▸ **Task to carry out**: Without skipping anything, write out each record below exactly.

▸ **Supplied records**:
## START

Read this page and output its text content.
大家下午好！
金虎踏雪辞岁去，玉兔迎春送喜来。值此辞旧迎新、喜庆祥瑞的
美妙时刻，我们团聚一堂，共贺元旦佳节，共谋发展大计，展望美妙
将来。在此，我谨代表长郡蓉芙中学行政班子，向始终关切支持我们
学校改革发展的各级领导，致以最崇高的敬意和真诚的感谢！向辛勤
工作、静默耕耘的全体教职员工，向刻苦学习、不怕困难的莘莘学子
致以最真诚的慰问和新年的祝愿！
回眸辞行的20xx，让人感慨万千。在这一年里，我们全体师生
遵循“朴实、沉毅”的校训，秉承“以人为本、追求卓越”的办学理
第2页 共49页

## END

▸ **Finished answer**:
Read this page and output its text content.
大家下午好！
金虎踏雪辞岁去，玉兔迎春送喜来。值此辞旧迎新、喜庆祥瑞的
美妙时刻，我们团聚一堂，共贺元旦佳节，共谋发展大计，展望美妙
将来。在此，我谨代表长郡蓉芙中学行政班子，向始终关切支持我们
学校改革发展的各级领导，致以最崇高的敬意和真诚的感谢！向辛勤
工作、静默耕耘的全体教职员工，向刻苦学习、不怕困难的莘莘学子
致以最真诚的慰问和新年的祝愿！
回眸辞行的20xx，让人感慨万千。在这一年里，我们全体师生
遵循“朴实、沉毅”的校训，秉承“以人为本、追求卓越”的办学理
第2页 共49页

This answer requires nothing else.